• [DO THIS]
Please copy every line of the items below with no changes.

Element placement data
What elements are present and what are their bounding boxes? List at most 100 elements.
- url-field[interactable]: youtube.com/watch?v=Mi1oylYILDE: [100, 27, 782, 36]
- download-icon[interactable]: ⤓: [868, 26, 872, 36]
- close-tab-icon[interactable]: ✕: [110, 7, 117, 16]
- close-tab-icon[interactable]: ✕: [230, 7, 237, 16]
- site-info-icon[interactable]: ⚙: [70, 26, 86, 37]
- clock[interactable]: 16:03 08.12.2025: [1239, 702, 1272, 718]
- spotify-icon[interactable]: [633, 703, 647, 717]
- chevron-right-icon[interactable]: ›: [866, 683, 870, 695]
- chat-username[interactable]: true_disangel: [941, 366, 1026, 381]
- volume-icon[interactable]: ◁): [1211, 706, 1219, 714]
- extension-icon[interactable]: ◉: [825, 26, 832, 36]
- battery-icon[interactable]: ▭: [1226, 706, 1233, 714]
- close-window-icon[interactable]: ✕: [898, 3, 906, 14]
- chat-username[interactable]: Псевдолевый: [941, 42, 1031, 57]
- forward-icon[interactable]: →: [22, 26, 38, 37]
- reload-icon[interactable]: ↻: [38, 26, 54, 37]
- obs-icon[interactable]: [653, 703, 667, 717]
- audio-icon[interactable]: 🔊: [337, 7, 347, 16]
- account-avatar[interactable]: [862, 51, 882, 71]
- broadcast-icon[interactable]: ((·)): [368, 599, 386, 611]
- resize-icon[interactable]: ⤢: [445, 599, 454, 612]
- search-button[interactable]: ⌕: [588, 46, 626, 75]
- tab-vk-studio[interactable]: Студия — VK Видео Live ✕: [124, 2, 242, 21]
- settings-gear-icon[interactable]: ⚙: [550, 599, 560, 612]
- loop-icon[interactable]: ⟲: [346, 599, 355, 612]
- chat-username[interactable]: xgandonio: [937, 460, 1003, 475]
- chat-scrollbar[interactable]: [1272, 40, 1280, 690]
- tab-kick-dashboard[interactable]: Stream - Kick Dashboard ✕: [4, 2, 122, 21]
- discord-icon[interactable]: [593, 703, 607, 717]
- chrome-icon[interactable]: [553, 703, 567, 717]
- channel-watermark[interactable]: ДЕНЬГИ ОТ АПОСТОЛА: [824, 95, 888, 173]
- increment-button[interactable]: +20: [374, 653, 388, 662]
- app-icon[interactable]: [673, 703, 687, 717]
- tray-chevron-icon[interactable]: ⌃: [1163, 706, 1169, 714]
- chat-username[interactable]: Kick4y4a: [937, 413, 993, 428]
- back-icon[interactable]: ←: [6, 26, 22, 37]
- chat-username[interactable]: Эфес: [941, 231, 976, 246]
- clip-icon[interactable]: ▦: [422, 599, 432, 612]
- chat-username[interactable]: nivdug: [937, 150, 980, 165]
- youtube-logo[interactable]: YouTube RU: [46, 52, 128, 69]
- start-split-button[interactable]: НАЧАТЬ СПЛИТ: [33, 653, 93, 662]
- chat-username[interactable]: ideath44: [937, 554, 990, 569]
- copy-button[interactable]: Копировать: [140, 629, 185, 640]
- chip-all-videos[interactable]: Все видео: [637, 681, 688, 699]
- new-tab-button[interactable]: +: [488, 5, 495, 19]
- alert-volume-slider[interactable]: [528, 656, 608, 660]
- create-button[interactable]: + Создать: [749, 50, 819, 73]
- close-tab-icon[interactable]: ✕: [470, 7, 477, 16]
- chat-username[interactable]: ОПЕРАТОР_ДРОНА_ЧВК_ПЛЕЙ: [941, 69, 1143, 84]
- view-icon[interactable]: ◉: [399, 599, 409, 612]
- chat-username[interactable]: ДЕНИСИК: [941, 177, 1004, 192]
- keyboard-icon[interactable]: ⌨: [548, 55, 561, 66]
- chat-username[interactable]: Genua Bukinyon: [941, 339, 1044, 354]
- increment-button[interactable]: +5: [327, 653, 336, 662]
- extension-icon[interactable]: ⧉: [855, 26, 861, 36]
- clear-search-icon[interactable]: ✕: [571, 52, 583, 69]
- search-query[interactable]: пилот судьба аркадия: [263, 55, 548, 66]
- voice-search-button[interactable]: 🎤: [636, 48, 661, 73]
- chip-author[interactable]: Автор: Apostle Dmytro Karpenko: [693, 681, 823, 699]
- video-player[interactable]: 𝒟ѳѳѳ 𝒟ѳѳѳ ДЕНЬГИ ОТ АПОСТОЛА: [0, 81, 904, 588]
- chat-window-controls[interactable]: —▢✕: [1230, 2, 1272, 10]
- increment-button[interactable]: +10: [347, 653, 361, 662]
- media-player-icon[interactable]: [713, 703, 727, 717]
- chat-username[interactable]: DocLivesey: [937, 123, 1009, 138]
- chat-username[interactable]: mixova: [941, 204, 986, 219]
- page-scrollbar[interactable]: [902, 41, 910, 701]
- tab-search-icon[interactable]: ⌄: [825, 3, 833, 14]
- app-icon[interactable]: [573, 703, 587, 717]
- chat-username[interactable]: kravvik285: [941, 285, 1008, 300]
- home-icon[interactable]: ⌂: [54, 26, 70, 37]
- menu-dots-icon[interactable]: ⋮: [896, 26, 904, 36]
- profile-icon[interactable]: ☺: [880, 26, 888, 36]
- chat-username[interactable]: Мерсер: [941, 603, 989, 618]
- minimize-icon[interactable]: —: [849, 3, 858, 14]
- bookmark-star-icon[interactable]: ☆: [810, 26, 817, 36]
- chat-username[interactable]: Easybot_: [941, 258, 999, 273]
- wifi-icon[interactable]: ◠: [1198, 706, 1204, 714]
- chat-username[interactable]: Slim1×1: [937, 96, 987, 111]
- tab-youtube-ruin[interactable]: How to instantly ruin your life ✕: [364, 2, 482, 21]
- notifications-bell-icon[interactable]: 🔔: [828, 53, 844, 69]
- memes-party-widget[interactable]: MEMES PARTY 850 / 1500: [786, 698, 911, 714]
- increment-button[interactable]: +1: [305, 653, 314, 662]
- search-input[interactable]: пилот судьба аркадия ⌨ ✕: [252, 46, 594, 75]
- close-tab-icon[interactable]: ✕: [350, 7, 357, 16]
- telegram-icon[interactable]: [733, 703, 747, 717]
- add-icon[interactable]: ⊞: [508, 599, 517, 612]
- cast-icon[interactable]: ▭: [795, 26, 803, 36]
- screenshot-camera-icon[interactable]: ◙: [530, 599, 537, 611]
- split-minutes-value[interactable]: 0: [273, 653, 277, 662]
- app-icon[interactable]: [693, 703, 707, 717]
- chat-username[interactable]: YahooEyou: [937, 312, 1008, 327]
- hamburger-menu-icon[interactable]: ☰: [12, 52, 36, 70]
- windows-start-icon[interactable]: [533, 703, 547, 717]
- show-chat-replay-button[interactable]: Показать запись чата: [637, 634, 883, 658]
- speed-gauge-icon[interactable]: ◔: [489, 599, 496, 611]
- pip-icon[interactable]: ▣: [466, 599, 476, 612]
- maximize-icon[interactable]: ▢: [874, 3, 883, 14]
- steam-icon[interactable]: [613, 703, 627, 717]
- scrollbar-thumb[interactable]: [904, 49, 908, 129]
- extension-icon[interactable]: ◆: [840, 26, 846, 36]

• [ANSWER]
What elements are present and what are their bounding boxes? List at most 100 elements.
- url-field[interactable]: youtube.com/watch?v=Mi1oylYILDE: [100, 27, 782, 36]
- download-icon[interactable]: ⤓: [868, 26, 872, 36]
- close-tab-icon[interactable]: ✕: [110, 7, 117, 16]
- close-tab-icon[interactable]: ✕: [230, 7, 237, 16]
- site-info-icon[interactable]: ⚙: [70, 26, 86, 37]
- clock[interactable]: 16:03 08.12.2025: [1239, 702, 1272, 718]
- spotify-icon[interactable]: [633, 703, 647, 717]
- chevron-right-icon[interactable]: ›: [866, 683, 870, 695]
- chat-username[interactable]: true_disangel: [941, 366, 1026, 381]
- volume-icon[interactable]: ◁): [1211, 706, 1219, 714]
- extension-icon[interactable]: ◉: [825, 26, 832, 36]
- battery-icon[interactable]: ▭: [1226, 706, 1233, 714]
- close-window-icon[interactable]: ✕: [898, 3, 906, 14]
- chat-username[interactable]: Псевдолевый: [941, 42, 1031, 57]
- forward-icon[interactable]: →: [22, 26, 38, 37]
- reload-icon[interactable]: ↻: [38, 26, 54, 37]
- obs-icon[interactable]: [653, 703, 667, 717]
- audio-icon[interactable]: 🔊: [337, 7, 347, 16]
- account-avatar[interactable]: [862, 51, 882, 71]
- broadcast-icon[interactable]: ((·)): [368, 599, 386, 611]
- resize-icon[interactable]: ⤢: [445, 599, 454, 612]
- search-button[interactable]: ⌕: [588, 46, 626, 75]
- tab-vk-studio[interactable]: Студия — VK Видео Live ✕: [124, 2, 242, 21]
- settings-gear-icon[interactable]: ⚙: [550, 599, 560, 612]
- loop-icon[interactable]: ⟲: [346, 599, 355, 612]
- chat-username[interactable]: xgandonio: [937, 460, 1003, 475]
- chat-scrollbar[interactable]: [1272, 40, 1280, 690]
- tab-kick-dashboard[interactable]: Stream - Kick Dashboard ✕: [4, 2, 122, 21]
- discord-icon[interactable]: [593, 703, 607, 717]
- chrome-icon[interactable]: [553, 703, 567, 717]
- channel-watermark[interactable]: ДЕНЬГИ ОТ АПОСТОЛА: [824, 95, 888, 173]
- increment-button[interactable]: +20: [374, 653, 388, 662]
- app-icon[interactable]: [673, 703, 687, 717]
- tray-chevron-icon[interactable]: ⌃: [1163, 706, 1169, 714]
- chat-username[interactable]: Kick4y4a: [937, 413, 993, 428]
- back-icon[interactable]: ←: [6, 26, 22, 37]
- chat-username[interactable]: Эфес: [941, 231, 976, 246]
- clip-icon[interactable]: ▦: [422, 599, 432, 612]
- chat-username[interactable]: nivdug: [937, 150, 980, 165]
- youtube-logo[interactable]: YouTube RU: [46, 52, 128, 69]
- start-split-button[interactable]: НАЧАТЬ СПЛИТ: [33, 653, 93, 662]
- chat-username[interactable]: ideath44: [937, 554, 990, 569]
- copy-button[interactable]: Копировать: [140, 629, 185, 640]
- chip-all-videos[interactable]: Все видео: [637, 681, 688, 699]
- new-tab-button[interactable]: +: [488, 5, 495, 19]
- alert-volume-slider[interactable]: [528, 656, 608, 660]
- create-button[interactable]: + Создать: [749, 50, 819, 73]
- close-tab-icon[interactable]: ✕: [470, 7, 477, 16]
- chat-username[interactable]: ОПЕРАТОР_ДРОНА_ЧВК_ПЛЕЙ: [941, 69, 1143, 84]
- view-icon[interactable]: ◉: [399, 599, 409, 612]
- chat-username[interactable]: ДЕНИСИК: [941, 177, 1004, 192]
- keyboard-icon[interactable]: ⌨: [548, 55, 561, 66]
- chat-username[interactable]: Genua Bukinyon: [941, 339, 1044, 354]
- increment-button[interactable]: +5: [327, 653, 336, 662]
- extension-icon[interactable]: ⧉: [855, 26, 861, 36]
- clear-search-icon[interactable]: ✕: [571, 52, 583, 69]
- search-query[interactable]: пилот судьба аркадия: [263, 55, 548, 66]
- voice-search-button[interactable]: 🎤: [636, 48, 661, 73]
- chip-author[interactable]: Автор: Apostle Dmytro Karpenko: [693, 681, 823, 699]
- video-player[interactable]: 𝒟ѳѳѳ 𝒟ѳѳѳ ДЕНЬГИ ОТ АПОСТОЛА: [0, 81, 904, 588]
- chat-window-controls[interactable]: —▢✕: [1230, 2, 1272, 10]
- increment-button[interactable]: +10: [347, 653, 361, 662]
- media-player-icon[interactable]: [713, 703, 727, 717]
- chat-username[interactable]: DocLivesey: [937, 123, 1009, 138]
- chat-username[interactable]: mixova: [941, 204, 986, 219]
- page-scrollbar[interactable]: [902, 41, 910, 701]
- tab-search-icon[interactable]: ⌄: [825, 3, 833, 14]
- app-icon[interactable]: [573, 703, 587, 717]
- chat-username[interactable]: kravvik285: [941, 285, 1008, 300]
- home-icon[interactable]: ⌂: [54, 26, 70, 37]
- menu-dots-icon[interactable]: ⋮: [896, 26, 904, 36]
- profile-icon[interactable]: ☺: [880, 26, 888, 36]
- chat-username[interactable]: Мерсер: [941, 603, 989, 618]
- minimize-icon[interactable]: —: [849, 3, 858, 14]
- bookmark-star-icon[interactable]: ☆: [810, 26, 817, 36]
- chat-username[interactable]: Easybot_: [941, 258, 999, 273]
- wifi-icon[interactable]: ◠: [1198, 706, 1204, 714]
- chat-username[interactable]: Slim1×1: [937, 96, 987, 111]
- tab-youtube-ruin[interactable]: How to instantly ruin your life ✕: [364, 2, 482, 21]
- notifications-bell-icon[interactable]: 🔔: [828, 53, 844, 69]
- memes-party-widget[interactable]: MEMES PARTY 850 / 1500: [786, 698, 911, 714]
- increment-button[interactable]: +1: [305, 653, 314, 662]
- search-input[interactable]: пилот судьба аркадия ⌨ ✕: [252, 46, 594, 75]
- close-tab-icon[interactable]: ✕: [350, 7, 357, 16]
- telegram-icon[interactable]: [733, 703, 747, 717]
- add-icon[interactable]: ⊞: [508, 599, 517, 612]
- cast-icon[interactable]: ▭: [795, 26, 803, 36]
- screenshot-camera-icon[interactable]: ◙: [530, 599, 537, 611]
- split-minutes-value[interactable]: 0: [273, 653, 277, 662]
- app-icon[interactable]: [693, 703, 707, 717]
- chat-username[interactable]: YahooEyou: [937, 312, 1008, 327]
- hamburger-menu-icon[interactable]: ☰: [12, 52, 36, 70]
- windows-start-icon[interactable]: [533, 703, 547, 717]
- show-chat-replay-button[interactable]: Показать запись чата: [637, 634, 883, 658]
- speed-gauge-icon[interactable]: ◔: [489, 599, 496, 611]
- pip-icon[interactable]: ▣: [466, 599, 476, 612]
- maximize-icon[interactable]: ▢: [874, 3, 883, 14]
- steam-icon[interactable]: [613, 703, 627, 717]
- scrollbar-thumb[interactable]: [904, 49, 908, 129]
- extension-icon[interactable]: ◆: [840, 26, 846, 36]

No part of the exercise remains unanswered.